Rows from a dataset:
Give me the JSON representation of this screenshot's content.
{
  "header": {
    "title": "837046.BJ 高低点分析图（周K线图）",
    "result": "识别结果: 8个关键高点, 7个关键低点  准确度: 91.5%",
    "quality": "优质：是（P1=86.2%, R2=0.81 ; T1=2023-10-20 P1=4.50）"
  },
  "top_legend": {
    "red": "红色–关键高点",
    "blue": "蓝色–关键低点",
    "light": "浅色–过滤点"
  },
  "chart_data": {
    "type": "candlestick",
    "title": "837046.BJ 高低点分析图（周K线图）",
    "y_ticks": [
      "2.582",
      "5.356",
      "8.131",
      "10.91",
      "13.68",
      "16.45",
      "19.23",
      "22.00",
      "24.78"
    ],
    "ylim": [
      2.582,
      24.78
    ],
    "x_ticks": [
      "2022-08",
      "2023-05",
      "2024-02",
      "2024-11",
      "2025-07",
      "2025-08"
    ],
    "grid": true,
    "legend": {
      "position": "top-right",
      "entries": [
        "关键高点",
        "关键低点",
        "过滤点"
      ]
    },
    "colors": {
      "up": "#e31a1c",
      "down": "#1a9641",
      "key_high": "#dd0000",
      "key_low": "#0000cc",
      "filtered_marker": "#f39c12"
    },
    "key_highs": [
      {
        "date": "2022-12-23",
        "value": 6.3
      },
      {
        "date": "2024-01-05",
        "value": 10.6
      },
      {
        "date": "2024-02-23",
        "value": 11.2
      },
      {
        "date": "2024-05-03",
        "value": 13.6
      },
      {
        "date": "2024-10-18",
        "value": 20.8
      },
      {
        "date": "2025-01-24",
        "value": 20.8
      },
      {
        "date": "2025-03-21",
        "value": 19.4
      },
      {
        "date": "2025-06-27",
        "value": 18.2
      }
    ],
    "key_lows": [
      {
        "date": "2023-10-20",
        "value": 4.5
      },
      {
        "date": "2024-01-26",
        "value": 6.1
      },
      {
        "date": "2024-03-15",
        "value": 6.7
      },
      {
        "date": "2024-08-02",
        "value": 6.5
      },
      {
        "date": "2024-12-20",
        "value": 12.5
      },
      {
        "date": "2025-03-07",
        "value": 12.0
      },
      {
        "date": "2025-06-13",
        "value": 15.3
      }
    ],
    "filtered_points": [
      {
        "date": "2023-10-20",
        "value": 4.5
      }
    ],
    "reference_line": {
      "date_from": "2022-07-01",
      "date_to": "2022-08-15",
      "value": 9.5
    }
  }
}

> TASK OBJECTIVE: All of the data above should be transcribed exactly.

> EXPECTED OUTPUT:
Give me the JSON representation of this screenshot's content.
{
  "header": {
    "title": "837046.BJ 高低点分析图（周K线图）",
    "result": "识别结果: 8个关键高点, 7个关键低点  准确度: 91.5%",
    "quality": "优质：是（P1=86.2%, R2=0.81 ; T1=2023-10-20 P1=4.50）"
  },
  "top_legend": {
    "red": "红色–关键高点",
    "blue": "蓝色–关键低点",
    "light": "浅色–过滤点"
  },
  "chart_data": {
    "type": "candlestick",
    "title": "837046.BJ 高低点分析图（周K线图）",
    "y_ticks": [
      "2.582",
      "5.356",
      "8.131",
      "10.91",
      "13.68",
      "16.45",
      "19.23",
      "22.00",
      "24.78"
    ],
    "ylim": [
      2.582,
      24.78
    ],
    "x_ticks": [
      "2022-08",
      "2023-05",
      "2024-02",
      "2024-11",
      "2025-07",
      "2025-08"
    ],
    "grid": true,
    "legend": {
      "position": "top-right",
      "entries": [
        "关键高点",
        "关键低点",
        "过滤点"
      ]
    },
    "colors": {
      "up": "#e31a1c",
      "down": "#1a9641",
      "key_high": "#dd0000",
      "key_low": "#0000cc",
      "filtered_marker": "#f39c12"
    },
    "key_highs": [
      {
        "date": "2022-12-23",
        "value": 6.3
      },
      {
        "date": "2024-01-05",
        "value": 10.6
      },
      {
        "date": "2024-02-23",
        "value": 11.2
      },
      {
        "date": "2024-05-03",
        "value": 13.6
      },
      {
        "date": "2024-10-18",
        "value": 20.8
      },
      {
        "date": "2025-01-24",
        "value": 20.8
      },
      {
        "date": "2025-03-21",
        "value": 19.4
      },
      {
        "date": "2025-06-27",
        "value": 18.2
      }
    ],
    "key_lows": [
      {
        "date": "2023-10-20",
        "value": 4.5
      },
      {
        "date": "2024-01-26",
        "value": 6.1
      },
      {
        "date": "2024-03-15",
        "value": 6.7
      },
      {
        "date": "2024-08-02",
        "value": 6.5
      },
      {
        "date": "2024-12-20",
        "value": 12.5
      },
      {
        "date": "2025-03-07",
        "value": 12.0
      },
      {
        "date": "2025-06-13",
        "value": 15.3
      }
    ],
    "filtered_points": [
      {
        "date": "2023-10-20",
        "value": 4.5
      }
    ],
    "reference_line": {
      "date_from": "2022-07-01",
      "date_to": "2022-08-15",
      "value": 9.5
    }
  }
}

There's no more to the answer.